-- 任务说明 --
请更新记录中从开头起、到含有“exam-title: 沈阳二中 2022-2023”的那一行为止的内容，把其中的“notice-item-number”全部换成“notice-index”，其余一字不改。

-- 所给记录 --

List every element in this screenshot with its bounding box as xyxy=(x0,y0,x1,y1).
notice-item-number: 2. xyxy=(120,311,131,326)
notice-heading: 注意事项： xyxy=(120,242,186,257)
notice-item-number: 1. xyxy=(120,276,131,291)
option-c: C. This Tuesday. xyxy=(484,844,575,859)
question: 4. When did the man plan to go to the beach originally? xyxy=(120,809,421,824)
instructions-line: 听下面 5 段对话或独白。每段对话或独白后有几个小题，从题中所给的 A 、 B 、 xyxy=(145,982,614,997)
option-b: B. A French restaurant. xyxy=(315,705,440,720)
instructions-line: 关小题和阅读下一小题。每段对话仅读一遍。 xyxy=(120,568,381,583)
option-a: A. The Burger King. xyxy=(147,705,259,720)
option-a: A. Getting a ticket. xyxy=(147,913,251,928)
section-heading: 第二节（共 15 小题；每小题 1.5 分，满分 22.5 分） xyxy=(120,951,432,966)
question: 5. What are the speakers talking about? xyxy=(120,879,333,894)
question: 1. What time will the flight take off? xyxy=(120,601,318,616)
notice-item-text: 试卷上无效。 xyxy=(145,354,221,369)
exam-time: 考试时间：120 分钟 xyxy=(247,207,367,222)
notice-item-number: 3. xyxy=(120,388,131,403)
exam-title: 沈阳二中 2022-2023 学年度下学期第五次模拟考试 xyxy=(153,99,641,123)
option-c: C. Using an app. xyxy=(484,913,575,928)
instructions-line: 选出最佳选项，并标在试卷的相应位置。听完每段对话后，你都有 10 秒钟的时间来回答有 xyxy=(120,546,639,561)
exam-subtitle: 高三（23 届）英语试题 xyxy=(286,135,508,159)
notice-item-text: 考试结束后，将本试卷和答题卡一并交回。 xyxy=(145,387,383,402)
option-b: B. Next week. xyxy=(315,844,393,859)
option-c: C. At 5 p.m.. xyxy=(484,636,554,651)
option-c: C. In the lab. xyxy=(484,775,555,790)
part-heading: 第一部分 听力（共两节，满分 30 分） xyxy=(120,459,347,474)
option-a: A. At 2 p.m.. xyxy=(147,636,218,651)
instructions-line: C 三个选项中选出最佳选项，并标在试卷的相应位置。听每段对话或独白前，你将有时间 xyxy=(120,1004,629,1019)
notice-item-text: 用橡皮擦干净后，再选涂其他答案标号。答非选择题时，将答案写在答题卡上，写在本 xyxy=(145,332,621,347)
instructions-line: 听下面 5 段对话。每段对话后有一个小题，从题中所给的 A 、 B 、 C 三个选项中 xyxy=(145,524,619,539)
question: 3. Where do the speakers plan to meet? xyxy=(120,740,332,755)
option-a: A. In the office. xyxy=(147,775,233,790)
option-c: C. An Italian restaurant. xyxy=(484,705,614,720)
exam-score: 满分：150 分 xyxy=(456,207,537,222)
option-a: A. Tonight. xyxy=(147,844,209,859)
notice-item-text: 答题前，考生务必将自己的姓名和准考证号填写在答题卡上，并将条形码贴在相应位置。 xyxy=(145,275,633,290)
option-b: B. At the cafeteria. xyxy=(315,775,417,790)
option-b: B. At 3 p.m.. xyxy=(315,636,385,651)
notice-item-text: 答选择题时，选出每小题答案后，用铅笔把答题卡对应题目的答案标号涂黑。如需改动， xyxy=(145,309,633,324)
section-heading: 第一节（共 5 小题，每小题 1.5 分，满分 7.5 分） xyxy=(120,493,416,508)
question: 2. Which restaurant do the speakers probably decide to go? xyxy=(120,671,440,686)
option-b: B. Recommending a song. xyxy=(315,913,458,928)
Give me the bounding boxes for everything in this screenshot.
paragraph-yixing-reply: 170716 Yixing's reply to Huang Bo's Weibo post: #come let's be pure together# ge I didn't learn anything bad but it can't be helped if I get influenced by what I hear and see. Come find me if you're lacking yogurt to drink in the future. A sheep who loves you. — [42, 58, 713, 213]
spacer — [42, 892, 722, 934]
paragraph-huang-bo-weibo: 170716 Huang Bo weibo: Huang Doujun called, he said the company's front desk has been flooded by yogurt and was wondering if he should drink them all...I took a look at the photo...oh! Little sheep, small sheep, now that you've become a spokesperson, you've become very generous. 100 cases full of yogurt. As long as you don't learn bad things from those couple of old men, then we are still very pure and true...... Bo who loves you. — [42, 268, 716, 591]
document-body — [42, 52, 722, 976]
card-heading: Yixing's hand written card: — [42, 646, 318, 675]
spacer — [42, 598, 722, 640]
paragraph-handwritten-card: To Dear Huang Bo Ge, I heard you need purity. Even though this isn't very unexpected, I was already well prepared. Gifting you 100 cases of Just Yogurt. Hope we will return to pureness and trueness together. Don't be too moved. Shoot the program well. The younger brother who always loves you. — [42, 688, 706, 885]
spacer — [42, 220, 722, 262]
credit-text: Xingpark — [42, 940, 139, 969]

-- 书面回答 --
List every element in this screenshot with its bounding box as xyxy=(x0,y0,x1,y1).
notice-index: 2. xyxy=(120,311,131,326)
notice-heading: 注意事项： xyxy=(120,242,186,257)
notice-index: 1. xyxy=(120,276,131,291)
option-c: C. This Tuesday. xyxy=(484,844,575,859)
question: 4. When did the man plan to go to the beach originally? xyxy=(120,809,421,824)
instructions-line: 听下面 5 段对话或独白。每段对话或独白后有几个小题，从题中所给的 A 、 B 、 xyxy=(145,982,614,997)
option-b: B. A French restaurant. xyxy=(315,705,440,720)
instructions-line: 关小题和阅读下一小题。每段对话仅读一遍。 xyxy=(120,568,381,583)
option-a: A. The Burger King. xyxy=(147,705,259,720)
option-a: A. Getting a ticket. xyxy=(147,913,251,928)
section-heading: 第二节（共 15 小题；每小题 1.5 分，满分 22.5 分） xyxy=(120,951,432,966)
question: 5. What are the speakers talking about? xyxy=(120,879,333,894)
question: 1. What time will the flight take off? xyxy=(120,601,318,616)
notice-item-text: 试卷上无效。 xyxy=(145,354,221,369)
exam-time: 考试时间：120 分钟 xyxy=(247,207,367,222)
notice-index: 3. xyxy=(120,388,131,403)
exam-title: 沈阳二中 2022-2023 学年度下学期第五次模拟考试 xyxy=(153,99,641,123)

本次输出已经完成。